### TASK
Pull out every line of the listing below where "surface" appears.

### Dataset items
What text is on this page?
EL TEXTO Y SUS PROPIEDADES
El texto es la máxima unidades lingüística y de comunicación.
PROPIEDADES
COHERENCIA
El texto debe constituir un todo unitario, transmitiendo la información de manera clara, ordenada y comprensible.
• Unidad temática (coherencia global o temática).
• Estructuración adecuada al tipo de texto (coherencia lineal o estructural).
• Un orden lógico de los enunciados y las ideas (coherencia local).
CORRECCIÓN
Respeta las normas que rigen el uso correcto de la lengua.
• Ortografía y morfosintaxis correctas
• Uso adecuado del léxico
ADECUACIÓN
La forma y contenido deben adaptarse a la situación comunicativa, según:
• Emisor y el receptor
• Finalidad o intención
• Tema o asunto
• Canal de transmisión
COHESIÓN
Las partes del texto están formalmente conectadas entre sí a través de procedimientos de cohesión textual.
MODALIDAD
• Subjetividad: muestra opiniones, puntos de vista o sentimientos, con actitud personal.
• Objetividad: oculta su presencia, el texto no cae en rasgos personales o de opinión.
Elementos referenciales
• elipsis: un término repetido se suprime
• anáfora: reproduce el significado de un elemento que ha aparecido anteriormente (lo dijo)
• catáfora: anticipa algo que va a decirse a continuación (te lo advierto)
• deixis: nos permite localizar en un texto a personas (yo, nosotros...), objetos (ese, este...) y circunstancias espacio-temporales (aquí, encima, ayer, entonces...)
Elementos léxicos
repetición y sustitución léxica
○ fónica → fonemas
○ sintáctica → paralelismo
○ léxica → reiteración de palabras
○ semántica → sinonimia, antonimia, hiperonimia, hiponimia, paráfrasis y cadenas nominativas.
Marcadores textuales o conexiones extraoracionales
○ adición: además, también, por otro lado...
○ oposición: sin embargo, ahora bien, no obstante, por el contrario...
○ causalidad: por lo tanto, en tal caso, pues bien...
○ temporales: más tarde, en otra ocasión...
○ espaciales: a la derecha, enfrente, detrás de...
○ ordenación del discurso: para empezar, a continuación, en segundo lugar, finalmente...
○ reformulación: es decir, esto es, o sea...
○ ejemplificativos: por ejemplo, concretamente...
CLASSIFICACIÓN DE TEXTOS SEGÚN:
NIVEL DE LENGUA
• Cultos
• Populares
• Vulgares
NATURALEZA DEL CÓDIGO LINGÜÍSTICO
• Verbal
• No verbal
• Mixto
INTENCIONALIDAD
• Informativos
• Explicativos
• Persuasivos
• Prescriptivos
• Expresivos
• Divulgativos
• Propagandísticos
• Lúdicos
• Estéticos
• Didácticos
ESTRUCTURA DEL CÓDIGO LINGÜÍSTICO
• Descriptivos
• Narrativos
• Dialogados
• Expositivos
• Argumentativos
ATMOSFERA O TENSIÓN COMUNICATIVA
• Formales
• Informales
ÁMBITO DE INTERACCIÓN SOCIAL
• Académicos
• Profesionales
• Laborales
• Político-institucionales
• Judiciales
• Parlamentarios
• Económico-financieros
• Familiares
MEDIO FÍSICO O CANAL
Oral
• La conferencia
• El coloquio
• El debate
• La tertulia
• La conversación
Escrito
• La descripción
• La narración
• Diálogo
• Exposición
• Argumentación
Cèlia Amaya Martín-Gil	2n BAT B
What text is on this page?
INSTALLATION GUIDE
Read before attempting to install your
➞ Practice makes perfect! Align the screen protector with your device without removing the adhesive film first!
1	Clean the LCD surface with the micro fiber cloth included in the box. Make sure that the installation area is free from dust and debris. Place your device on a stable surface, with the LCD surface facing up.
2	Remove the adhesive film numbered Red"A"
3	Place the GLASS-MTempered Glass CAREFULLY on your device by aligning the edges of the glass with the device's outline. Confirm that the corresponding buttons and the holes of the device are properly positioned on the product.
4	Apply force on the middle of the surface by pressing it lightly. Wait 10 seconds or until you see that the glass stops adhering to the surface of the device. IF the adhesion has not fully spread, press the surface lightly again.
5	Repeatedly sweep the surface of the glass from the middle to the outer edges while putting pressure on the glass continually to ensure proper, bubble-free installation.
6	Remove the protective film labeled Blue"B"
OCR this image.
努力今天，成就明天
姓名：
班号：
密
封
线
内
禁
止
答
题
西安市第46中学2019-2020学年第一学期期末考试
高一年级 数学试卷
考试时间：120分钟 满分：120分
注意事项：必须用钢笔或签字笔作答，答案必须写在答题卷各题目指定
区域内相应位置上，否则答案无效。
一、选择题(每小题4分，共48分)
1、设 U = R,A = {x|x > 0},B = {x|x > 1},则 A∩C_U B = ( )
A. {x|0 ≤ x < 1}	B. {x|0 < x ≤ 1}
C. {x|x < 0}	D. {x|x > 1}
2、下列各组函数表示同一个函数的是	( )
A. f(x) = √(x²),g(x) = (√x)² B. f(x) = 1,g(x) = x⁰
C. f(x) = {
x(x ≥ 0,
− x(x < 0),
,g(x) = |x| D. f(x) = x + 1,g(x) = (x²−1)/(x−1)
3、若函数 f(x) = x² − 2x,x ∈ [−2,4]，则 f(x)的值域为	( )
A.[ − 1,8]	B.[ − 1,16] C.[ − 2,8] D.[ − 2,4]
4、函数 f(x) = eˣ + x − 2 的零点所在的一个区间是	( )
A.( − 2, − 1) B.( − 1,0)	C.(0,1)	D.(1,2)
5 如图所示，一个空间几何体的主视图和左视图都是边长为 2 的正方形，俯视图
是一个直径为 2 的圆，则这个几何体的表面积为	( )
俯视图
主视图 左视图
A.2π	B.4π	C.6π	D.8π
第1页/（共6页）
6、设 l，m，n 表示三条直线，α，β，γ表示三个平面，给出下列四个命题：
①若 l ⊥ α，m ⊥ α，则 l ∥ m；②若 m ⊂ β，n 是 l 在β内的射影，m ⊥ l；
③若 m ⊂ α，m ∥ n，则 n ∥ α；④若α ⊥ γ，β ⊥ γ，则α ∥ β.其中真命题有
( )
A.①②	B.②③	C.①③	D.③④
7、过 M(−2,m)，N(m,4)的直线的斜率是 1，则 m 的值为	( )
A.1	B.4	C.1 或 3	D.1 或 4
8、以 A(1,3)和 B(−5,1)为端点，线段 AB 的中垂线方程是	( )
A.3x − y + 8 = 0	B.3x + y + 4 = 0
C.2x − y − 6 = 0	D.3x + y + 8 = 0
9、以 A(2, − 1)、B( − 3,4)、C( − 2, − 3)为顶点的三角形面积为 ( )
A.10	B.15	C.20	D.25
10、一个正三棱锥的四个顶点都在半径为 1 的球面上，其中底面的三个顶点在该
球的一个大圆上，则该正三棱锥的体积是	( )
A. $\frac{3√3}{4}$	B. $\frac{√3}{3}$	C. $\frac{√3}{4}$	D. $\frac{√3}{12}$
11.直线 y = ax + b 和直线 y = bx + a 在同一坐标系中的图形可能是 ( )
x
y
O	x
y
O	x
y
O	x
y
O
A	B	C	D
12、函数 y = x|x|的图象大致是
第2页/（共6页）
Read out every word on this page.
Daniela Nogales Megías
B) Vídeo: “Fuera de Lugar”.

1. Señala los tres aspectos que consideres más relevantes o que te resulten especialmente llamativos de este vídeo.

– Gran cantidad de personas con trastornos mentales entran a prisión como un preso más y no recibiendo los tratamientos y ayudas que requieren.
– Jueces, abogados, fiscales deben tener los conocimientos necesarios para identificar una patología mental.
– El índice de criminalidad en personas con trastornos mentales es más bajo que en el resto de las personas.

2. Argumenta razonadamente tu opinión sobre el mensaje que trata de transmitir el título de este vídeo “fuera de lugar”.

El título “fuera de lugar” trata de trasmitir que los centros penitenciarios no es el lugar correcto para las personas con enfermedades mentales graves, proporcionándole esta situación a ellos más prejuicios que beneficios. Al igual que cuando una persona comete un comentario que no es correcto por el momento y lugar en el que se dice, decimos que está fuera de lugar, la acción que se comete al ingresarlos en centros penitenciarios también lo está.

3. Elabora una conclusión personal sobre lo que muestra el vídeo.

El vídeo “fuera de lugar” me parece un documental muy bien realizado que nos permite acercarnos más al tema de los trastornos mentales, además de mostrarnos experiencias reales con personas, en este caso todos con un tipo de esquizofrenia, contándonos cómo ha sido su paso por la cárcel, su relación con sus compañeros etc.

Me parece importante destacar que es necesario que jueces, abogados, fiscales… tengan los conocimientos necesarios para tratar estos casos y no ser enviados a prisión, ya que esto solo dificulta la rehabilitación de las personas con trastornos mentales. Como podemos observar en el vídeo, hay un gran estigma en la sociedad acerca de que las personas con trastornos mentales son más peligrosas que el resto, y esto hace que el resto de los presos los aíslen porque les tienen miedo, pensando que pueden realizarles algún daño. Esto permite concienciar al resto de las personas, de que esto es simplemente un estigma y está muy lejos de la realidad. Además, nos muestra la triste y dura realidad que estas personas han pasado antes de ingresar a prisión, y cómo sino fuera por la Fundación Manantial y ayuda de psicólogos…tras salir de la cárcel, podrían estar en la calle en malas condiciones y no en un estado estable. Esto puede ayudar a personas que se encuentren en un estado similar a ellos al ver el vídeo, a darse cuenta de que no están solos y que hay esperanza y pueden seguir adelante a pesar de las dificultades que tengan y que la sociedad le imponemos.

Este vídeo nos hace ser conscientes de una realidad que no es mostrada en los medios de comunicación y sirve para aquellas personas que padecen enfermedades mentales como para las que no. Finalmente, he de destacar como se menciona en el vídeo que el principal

### EXERCISE OUTPUT
1	Clean the LCD surface with the micro fiber cloth included in the box. Make sure that the installation area is free from dust and debris. Place your device on a stable surface, with the LCD surface facing up.
4	Apply force on the middle of the surface by pressing it lightly. Wait 10 seconds or until you see that the glass stops adhering to the surface of the device. IF the adhesion has not fully spread, press the surface lightly again.
5	Repeatedly sweep the surface of the glass from the middle to the outer edges while putting pressure on the glass continually to ensure proper, bubble-free installation.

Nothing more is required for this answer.